▶ GIVEN REQUEST: In the items below, switch "interactable" to "clickable" and write every line out again with nothing else changed. Leave the pictures out.

START

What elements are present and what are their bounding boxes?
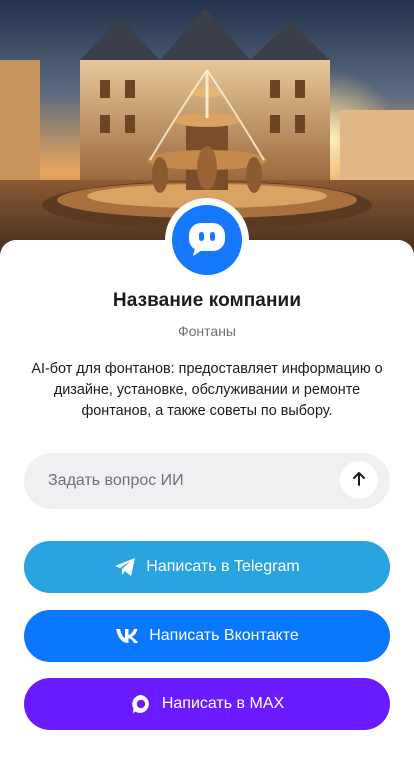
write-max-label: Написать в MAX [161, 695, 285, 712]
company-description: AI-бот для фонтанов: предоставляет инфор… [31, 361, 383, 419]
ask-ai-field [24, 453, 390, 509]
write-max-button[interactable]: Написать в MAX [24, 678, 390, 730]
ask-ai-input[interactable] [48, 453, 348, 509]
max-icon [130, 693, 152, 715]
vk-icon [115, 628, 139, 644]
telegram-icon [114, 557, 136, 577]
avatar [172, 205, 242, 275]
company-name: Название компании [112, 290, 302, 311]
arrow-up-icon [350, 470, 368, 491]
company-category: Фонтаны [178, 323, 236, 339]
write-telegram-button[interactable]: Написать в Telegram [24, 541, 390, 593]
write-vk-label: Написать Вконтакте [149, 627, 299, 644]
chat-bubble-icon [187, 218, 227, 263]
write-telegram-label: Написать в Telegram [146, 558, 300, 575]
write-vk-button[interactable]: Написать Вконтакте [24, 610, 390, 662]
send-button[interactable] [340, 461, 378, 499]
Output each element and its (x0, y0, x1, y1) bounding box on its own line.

END

▶ EXERCISE ANSWER:
What elements are present and what are their bounding boxes?
write-max-label: Написать в MAX [161, 695, 285, 712]
company-description: AI-бот для фонтанов: предоставляет инфор… [31, 361, 383, 419]
ask-ai-field [24, 453, 390, 509]
write-max-button[clickable]: Написать в MAX [24, 678, 390, 730]
ask-ai-input[clickable] [48, 453, 348, 509]
max-icon [130, 693, 152, 715]
vk-icon [115, 628, 139, 644]
telegram-icon [114, 557, 136, 577]
avatar [172, 205, 242, 275]
company-name: Название компании [112, 290, 302, 311]
arrow-up-icon [350, 470, 368, 491]
company-category: Фонтаны [178, 323, 236, 339]
write-telegram-button[clickable]: Написать в Telegram [24, 541, 390, 593]
write-vk-label: Написать Вконтакте [149, 627, 299, 644]
chat-bubble-icon [187, 218, 227, 263]
write-telegram-label: Написать в Telegram [146, 558, 300, 575]
write-vk-button[clickable]: Написать Вконтакте [24, 610, 390, 662]
send-button[clickable] [340, 461, 378, 499]
Output each element and its (x0, y0, x1, y1) bounding box on its own line.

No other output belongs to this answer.